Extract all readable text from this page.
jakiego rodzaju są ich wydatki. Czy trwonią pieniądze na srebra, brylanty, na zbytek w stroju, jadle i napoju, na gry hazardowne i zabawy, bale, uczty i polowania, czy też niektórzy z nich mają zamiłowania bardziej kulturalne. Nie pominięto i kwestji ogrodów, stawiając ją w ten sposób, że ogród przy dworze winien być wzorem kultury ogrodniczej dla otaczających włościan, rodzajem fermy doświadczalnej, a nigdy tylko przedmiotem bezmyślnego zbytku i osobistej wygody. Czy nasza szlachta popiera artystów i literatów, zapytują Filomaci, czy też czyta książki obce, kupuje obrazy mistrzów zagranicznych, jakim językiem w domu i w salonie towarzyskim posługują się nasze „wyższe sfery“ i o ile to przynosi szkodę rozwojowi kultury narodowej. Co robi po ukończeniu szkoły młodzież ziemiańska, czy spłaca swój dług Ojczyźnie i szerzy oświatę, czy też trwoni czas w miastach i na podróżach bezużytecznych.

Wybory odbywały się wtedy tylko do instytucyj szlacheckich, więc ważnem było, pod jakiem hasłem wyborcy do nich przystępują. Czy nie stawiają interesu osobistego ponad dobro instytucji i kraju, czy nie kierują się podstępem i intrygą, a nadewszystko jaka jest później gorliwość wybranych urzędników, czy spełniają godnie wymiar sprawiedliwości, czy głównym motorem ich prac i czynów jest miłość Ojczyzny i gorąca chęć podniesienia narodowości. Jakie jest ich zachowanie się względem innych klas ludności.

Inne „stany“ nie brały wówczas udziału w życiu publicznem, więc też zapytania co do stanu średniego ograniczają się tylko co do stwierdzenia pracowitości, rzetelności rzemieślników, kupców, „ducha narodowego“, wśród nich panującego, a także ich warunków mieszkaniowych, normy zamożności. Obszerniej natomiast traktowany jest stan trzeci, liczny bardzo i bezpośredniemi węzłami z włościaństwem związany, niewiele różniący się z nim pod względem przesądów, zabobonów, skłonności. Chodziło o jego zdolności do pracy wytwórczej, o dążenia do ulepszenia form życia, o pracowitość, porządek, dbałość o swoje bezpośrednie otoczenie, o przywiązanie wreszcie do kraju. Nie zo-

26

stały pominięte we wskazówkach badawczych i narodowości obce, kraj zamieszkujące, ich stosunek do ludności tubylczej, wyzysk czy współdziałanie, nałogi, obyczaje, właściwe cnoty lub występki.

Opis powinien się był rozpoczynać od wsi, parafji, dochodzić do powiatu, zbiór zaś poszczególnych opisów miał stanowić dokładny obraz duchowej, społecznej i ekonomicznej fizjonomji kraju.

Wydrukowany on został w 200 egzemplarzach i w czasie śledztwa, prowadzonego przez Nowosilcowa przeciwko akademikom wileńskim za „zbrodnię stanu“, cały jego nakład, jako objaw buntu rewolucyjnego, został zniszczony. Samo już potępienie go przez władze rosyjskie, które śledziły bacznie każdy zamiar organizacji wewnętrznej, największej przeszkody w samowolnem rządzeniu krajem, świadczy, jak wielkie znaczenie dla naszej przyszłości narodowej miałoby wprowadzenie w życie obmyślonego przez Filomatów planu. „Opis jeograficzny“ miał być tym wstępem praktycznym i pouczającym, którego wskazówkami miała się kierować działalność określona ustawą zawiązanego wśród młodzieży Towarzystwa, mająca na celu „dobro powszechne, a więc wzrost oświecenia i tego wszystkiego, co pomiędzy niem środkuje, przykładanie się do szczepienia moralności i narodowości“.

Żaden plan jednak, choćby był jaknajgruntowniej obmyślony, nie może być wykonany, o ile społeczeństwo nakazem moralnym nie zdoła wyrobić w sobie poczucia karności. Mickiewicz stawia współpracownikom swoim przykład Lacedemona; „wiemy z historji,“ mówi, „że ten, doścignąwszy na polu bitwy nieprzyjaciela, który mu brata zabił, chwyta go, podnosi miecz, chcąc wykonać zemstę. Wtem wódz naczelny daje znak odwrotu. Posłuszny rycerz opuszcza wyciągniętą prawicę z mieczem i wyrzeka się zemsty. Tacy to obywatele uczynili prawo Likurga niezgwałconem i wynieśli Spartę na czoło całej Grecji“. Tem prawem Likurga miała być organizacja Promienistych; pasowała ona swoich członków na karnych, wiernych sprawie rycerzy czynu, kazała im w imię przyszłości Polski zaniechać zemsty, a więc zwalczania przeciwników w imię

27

§

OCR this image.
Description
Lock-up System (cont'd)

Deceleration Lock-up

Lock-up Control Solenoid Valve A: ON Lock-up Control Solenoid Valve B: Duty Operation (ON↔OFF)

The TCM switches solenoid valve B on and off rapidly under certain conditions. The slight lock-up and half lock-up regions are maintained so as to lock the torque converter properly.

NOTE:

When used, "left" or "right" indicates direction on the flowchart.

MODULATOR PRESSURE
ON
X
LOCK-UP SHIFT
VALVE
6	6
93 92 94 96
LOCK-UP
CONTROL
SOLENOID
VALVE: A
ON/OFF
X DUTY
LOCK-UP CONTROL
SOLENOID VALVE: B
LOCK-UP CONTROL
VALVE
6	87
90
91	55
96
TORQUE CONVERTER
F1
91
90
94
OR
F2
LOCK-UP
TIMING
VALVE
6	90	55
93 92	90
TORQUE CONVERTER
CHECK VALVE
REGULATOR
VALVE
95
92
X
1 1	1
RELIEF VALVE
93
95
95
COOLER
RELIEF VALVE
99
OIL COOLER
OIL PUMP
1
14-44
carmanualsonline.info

§

JOB: From the entries above, select each line containing the string "obce".

FULL ANSWER:
jakiego rodzaju są ich wydatki. Czy trwonią pieniądze na srebra, brylanty, na zbytek w stroju, jadle i napoju, na gry hazardowne i zabawy, bale, uczty i polowania, czy też niektórzy z nich mają zamiłowania bardziej kulturalne. Nie pominięto i kwestji ogrodów, stawiając ją w ten sposób, że ogród przy dworze winien być wzorem kultury ogrodniczej dla otaczających włościan, rodzajem fermy doświadczalnej, a nigdy tylko przedmiotem bezmyślnego zbytku i osobistej wygody. Czy nasza szlachta popiera artystów i literatów, zapytują Filomaci, czy też czyta książki obce, kupuje obrazy mistrzów zagranicznych, jakim językiem w domu i w salonie towarzyskim posługują się nasze „wyższe sfery“ i o ile to przynosi szkodę rozwojowi kultury narodowej. Co robi po ukończeniu szkoły młodzież ziemiańska, czy spłaca swój dług Ojczyźnie i szerzy oświatę, czy też trwoni czas w miastach i na podróżach bezużytecznych.
stały pominięte we wskazówkach badawczych i narodowości obce, kraj zamieszkujące, ich stosunek do ludności tubylczej, wyzysk czy współdziałanie, nałogi, obyczaje, właściwe cnoty lub występki.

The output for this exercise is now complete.